* [PROBLEM REQUIREMENTS] Report, word for word, every line of the material that contains "JSON".
[start]
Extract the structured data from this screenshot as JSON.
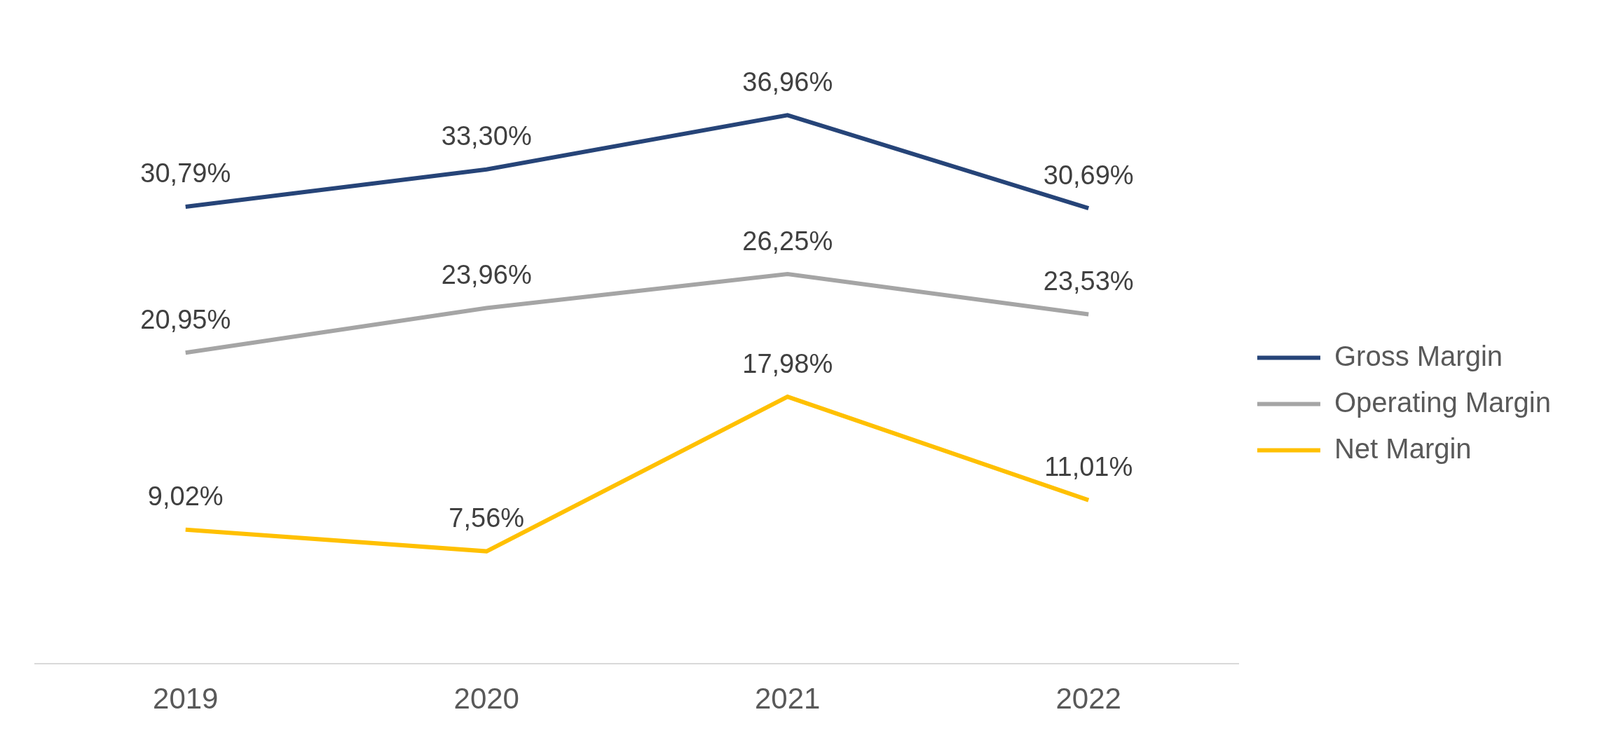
{
  "chart_data": {
    "type": "line",
    "categories": [
      "2019",
      "2020",
      "2021",
      "2022"
    ],
    "series": [
      {
        "name": "Gross Margin",
        "color": "#264478",
        "values": [
          30.79,
          33.3,
          36.96,
          30.69
        ],
        "value_labels": [
          "30,79%",
          "33,30%",
          "36,96%",
          "30,69%"
        ]
      },
      {
        "name": "Operating Margin",
        "color": "#A5A5A5",
        "values": [
          20.95,
          23.96,
          26.25,
          23.53
        ],
        "value_labels": [
          "20,95%",
          "23,96%",
          "26,25%",
          "23,53%"
        ]
      },
      {
        "name": "Net Margin",
        "color": "#FFC000",
        "values": [
          9.02,
          7.56,
          17.98,
          11.01
        ],
        "value_labels": [
          "9,02%",
          "7,56%",
          "17,98%",
          "11,01%"
        ]
      }
    ],
    "ylim": [
      0,
      40
    ],
    "yticks": [
      0,
      5,
      10,
      15,
      20,
      25,
      30,
      35,
      40
    ],
    "grid": false,
    "legend": "right",
    "data_labels": true,
    "tick_labels": "x"
  }
}
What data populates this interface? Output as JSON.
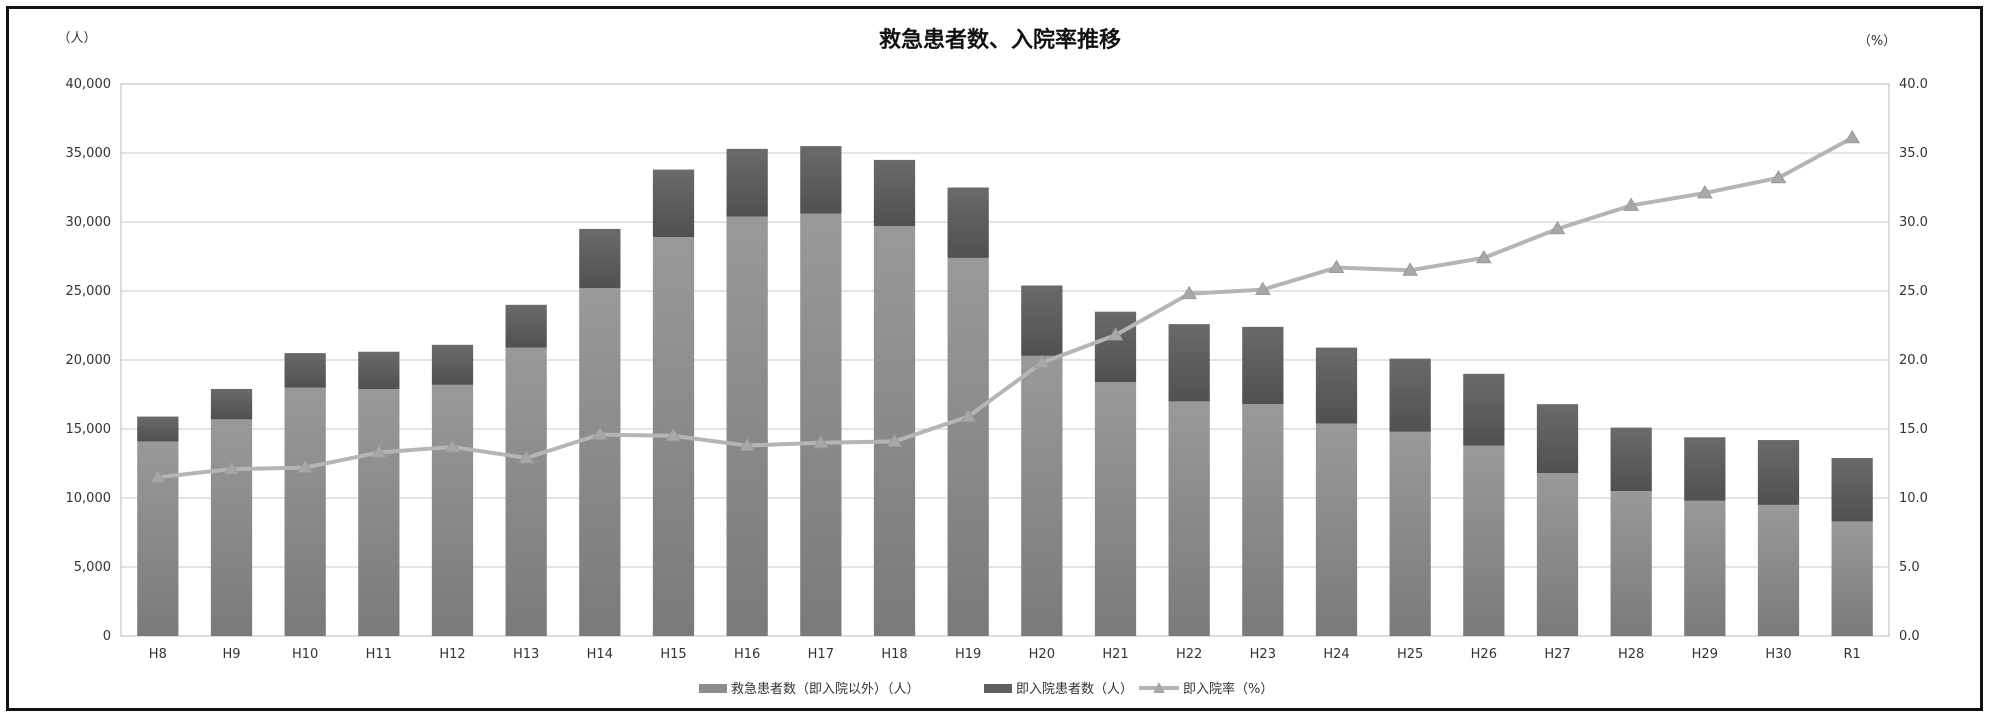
{
  "chart_data": {
    "type": "bar+line",
    "title": "救急患者数、入院率推移",
    "y_left_unit": "（人）",
    "y_right_unit": "（%）",
    "categories": [
      "H8",
      "H9",
      "H10",
      "H11",
      "H12",
      "H13",
      "H14",
      "H15",
      "H16",
      "H17",
      "H18",
      "H19",
      "H20",
      "H21",
      "H22",
      "H23",
      "H24",
      "H25",
      "H26",
      "H27",
      "H28",
      "H29",
      "H30",
      "R1"
    ],
    "ylim_left": [
      0,
      40000
    ],
    "ylim_right": [
      0,
      40
    ],
    "y_left_ticks": [
      "0",
      "5,000",
      "10,000",
      "15,000",
      "20,000",
      "25,000",
      "30,000",
      "35,000",
      "40,000"
    ],
    "y_right_ticks": [
      "0.0",
      "5.0",
      "10.0",
      "15.0",
      "20.0",
      "25.0",
      "30.0",
      "35.0",
      "40.0"
    ],
    "grid": true,
    "legend_position": "bottom",
    "series": [
      {
        "name": "救急患者数（即入院以外）（人）",
        "kind": "bar-stacked",
        "color": "#8c8c8c",
        "values": [
          14100,
          15700,
          18000,
          17900,
          18200,
          20900,
          25200,
          28900,
          30400,
          30600,
          29700,
          27400,
          20300,
          18400,
          17000,
          16800,
          15400,
          14800,
          13800,
          11800,
          10500,
          9800,
          9500,
          8300
        ]
      },
      {
        "name": "即入院患者数（人）",
        "kind": "bar-stacked",
        "color": "#5f5f5f",
        "values": [
          1800,
          2200,
          2500,
          2700,
          2900,
          3100,
          4300,
          4900,
          4900,
          4900,
          4800,
          5100,
          5100,
          5100,
          5600,
          5600,
          5500,
          5300,
          5200,
          5000,
          4600,
          4600,
          4700,
          4600
        ]
      },
      {
        "name": "即入院率（%）",
        "kind": "line",
        "axis": "right",
        "color": "#b3b3b3",
        "values": [
          11.5,
          12.1,
          12.2,
          13.3,
          13.7,
          12.9,
          14.6,
          14.5,
          13.8,
          14.0,
          14.1,
          15.9,
          19.8,
          21.8,
          24.8,
          25.1,
          26.7,
          26.5,
          27.4,
          29.5,
          31.2,
          32.1,
          33.2,
          36.1
        ]
      }
    ]
  }
}
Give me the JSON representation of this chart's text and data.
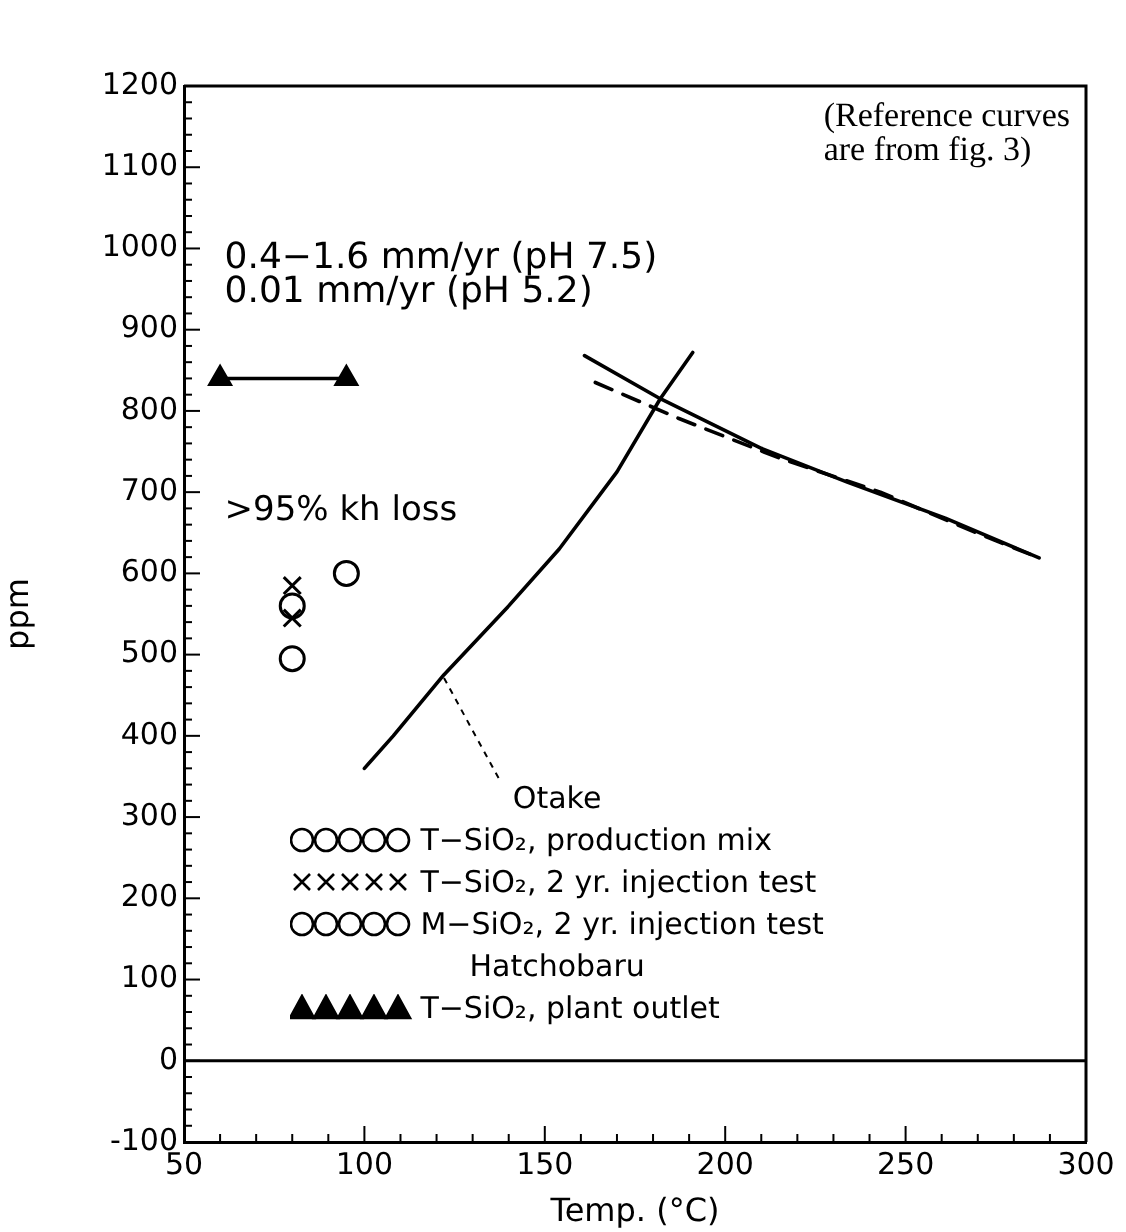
[end]
* [SOLUTION BELOW]
Extract the structured data from this screenshot as JSON.
What data populates this interface? Output as JSON.
Give me the JSON representation of this chart's text and data.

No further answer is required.